Data for processing =
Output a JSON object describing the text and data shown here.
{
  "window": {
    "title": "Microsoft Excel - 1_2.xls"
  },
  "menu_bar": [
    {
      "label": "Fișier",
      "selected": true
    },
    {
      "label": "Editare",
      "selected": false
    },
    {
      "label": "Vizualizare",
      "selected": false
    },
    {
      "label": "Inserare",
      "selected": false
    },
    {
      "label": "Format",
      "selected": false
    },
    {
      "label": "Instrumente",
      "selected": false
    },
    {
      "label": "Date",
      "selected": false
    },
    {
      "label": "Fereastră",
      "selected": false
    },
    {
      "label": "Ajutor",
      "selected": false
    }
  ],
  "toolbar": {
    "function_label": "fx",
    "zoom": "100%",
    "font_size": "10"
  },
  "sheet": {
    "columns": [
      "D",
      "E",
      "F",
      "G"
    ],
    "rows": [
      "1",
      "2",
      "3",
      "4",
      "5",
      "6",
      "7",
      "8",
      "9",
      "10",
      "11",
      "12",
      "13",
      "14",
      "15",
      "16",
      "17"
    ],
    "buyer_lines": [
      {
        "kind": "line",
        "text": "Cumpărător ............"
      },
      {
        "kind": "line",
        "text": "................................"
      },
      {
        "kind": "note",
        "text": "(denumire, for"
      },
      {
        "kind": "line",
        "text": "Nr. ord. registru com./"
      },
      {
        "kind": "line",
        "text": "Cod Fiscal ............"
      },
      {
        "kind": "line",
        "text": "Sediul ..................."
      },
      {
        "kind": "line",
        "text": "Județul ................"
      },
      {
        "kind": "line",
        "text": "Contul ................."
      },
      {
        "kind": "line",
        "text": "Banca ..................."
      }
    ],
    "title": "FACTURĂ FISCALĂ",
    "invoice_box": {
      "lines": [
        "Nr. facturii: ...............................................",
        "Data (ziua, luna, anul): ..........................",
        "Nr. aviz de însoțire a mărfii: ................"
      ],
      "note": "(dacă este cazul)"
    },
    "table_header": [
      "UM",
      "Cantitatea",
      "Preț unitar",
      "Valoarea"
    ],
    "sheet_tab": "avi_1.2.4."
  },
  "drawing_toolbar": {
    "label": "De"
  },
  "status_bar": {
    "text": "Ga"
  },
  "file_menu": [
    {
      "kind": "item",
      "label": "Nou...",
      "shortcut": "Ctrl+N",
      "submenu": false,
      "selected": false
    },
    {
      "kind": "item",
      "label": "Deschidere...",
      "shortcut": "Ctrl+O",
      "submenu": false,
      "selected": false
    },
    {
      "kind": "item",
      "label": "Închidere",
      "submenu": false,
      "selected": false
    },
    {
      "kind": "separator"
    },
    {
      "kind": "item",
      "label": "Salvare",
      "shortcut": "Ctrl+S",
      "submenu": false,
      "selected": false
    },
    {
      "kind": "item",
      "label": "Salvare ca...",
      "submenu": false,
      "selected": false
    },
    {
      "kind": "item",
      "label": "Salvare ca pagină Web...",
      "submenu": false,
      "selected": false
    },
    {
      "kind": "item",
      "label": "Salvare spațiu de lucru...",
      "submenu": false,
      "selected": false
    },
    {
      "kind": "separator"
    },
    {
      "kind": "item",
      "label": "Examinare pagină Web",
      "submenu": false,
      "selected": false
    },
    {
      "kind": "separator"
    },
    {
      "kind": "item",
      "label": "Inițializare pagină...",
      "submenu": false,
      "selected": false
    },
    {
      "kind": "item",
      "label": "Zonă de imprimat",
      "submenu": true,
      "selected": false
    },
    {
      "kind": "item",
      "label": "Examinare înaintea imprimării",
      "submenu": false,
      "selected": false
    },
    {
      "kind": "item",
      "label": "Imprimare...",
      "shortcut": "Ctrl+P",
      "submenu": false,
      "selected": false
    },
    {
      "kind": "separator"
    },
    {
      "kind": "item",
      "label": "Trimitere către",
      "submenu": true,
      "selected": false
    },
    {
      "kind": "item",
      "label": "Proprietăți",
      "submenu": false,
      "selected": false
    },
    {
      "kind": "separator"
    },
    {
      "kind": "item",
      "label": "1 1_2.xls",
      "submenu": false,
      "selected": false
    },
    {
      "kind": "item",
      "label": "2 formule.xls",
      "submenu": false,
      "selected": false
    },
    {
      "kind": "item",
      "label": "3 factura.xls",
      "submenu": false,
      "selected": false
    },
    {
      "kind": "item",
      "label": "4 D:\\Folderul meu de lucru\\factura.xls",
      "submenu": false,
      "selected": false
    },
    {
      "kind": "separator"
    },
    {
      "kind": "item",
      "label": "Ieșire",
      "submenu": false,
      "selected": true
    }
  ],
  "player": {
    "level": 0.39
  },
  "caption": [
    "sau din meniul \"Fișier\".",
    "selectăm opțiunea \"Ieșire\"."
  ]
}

What is needed = Repeat all the entries exactly as given.

Answer below =
Output a JSON object describing the text and data shown here.
{
  "window": {
    "title": "Microsoft Excel - 1_2.xls"
  },
  "menu_bar": [
    {
      "label": "Fișier",
      "selected": true
    },
    {
      "label": "Editare",
      "selected": false
    },
    {
      "label": "Vizualizare",
      "selected": false
    },
    {
      "label": "Inserare",
      "selected": false
    },
    {
      "label": "Format",
      "selected": false
    },
    {
      "label": "Instrumente",
      "selected": false
    },
    {
      "label": "Date",
      "selected": false
    },
    {
      "label": "Fereastră",
      "selected": false
    },
    {
      "label": "Ajutor",
      "selected": false
    }
  ],
  "toolbar": {
    "function_label": "fx",
    "zoom": "100%",
    "font_size": "10"
  },
  "sheet": {
    "columns": [
      "D",
      "E",
      "F",
      "G"
    ],
    "rows": [
      "1",
      "2",
      "3",
      "4",
      "5",
      "6",
      "7",
      "8",
      "9",
      "10",
      "11",
      "12",
      "13",
      "14",
      "15",
      "16",
      "17"
    ],
    "buyer_lines": [
      {
        "kind": "line",
        "text": "Cumpărător ............"
      },
      {
        "kind": "line",
        "text": "................................"
      },
      {
        "kind": "note",
        "text": "(denumire, for"
      },
      {
        "kind": "line",
        "text": "Nr. ord. registru com./"
      },
      {
        "kind": "line",
        "text": "Cod Fiscal ............"
      },
      {
        "kind": "line",
        "text": "Sediul ..................."
      },
      {
        "kind": "line",
        "text": "Județul ................"
      },
      {
        "kind": "line",
        "text": "Contul ................."
      },
      {
        "kind": "line",
        "text": "Banca ..................."
      }
    ],
    "title": "FACTURĂ FISCALĂ",
    "invoice_box": {
      "lines": [
        "Nr. facturii: ...............................................",
        "Data (ziua, luna, anul): ..........................",
        "Nr. aviz de însoțire a mărfii: ................"
      ],
      "note": "(dacă este cazul)"
    },
    "table_header": [
      "UM",
      "Cantitatea",
      "Preț unitar",
      "Valoarea"
    ],
    "sheet_tab": "avi_1.2.4."
  },
  "drawing_toolbar": {
    "label": "De"
  },
  "status_bar": {
    "text": "Ga"
  },
  "file_menu": [
    {
      "kind": "item",
      "label": "Nou...",
      "shortcut": "Ctrl+N",
      "submenu": false,
      "selected": false
    },
    {
      "kind": "item",
      "label": "Deschidere...",
      "shortcut": "Ctrl+O",
      "submenu": false,
      "selected": false
    },
    {
      "kind": "item",
      "label": "Închidere",
      "submenu": false,
      "selected": false
    },
    {
      "kind": "separator"
    },
    {
      "kind": "item",
      "label": "Salvare",
      "shortcut": "Ctrl+S",
      "submenu": false,
      "selected": false
    },
    {
      "kind": "item",
      "label": "Salvare ca...",
      "submenu": false,
      "selected": false
    },
    {
      "kind": "item",
      "label": "Salvare ca pagină Web...",
      "submenu": false,
      "selected": false
    },
    {
      "kind": "item",
      "label": "Salvare spațiu de lucru...",
      "submenu": false,
      "selected": false
    },
    {
      "kind": "separator"
    },
    {
      "kind": "item",
      "label": "Examinare pagină Web",
      "submenu": false,
      "selected": false
    },
    {
      "kind": "separator"
    },
    {
      "kind": "item",
      "label": "Inițializare pagină...",
      "submenu": false,
      "selected": false
    },
    {
      "kind": "item",
      "label": "Zonă de imprimat",
      "submenu": true,
      "selected": false
    },
    {
      "kind": "item",
      "label": "Examinare înaintea imprimării",
      "submenu": false,
      "selected": false
    },
    {
      "kind": "item",
      "label": "Imprimare...",
      "shortcut": "Ctrl+P",
      "submenu": false,
      "selected": false
    },
    {
      "kind": "separator"
    },
    {
      "kind": "item",
      "label": "Trimitere către",
      "submenu": true,
      "selected": false
    },
    {
      "kind": "item",
      "label": "Proprietăți",
      "submenu": false,
      "selected": false
    },
    {
      "kind": "separator"
    },
    {
      "kind": "item",
      "label": "1 1_2.xls",
      "submenu": false,
      "selected": false
    },
    {
      "kind": "item",
      "label": "2 formule.xls",
      "submenu": false,
      "selected": false
    },
    {
      "kind": "item",
      "label": "3 factura.xls",
      "submenu": false,
      "selected": false
    },
    {
      "kind": "item",
      "label": "4 D:\\Folderul meu de lucru\\factura.xls",
      "submenu": false,
      "selected": false
    },
    {
      "kind": "separator"
    },
    {
      "kind": "item",
      "label": "Ieșire",
      "submenu": false,
      "selected": true
    }
  ],
  "player": {
    "level": 0.39
  },
  "caption": [
    "sau din meniul \"Fișier\".",
    "selectăm opțiunea \"Ieșire\"."
  ]
}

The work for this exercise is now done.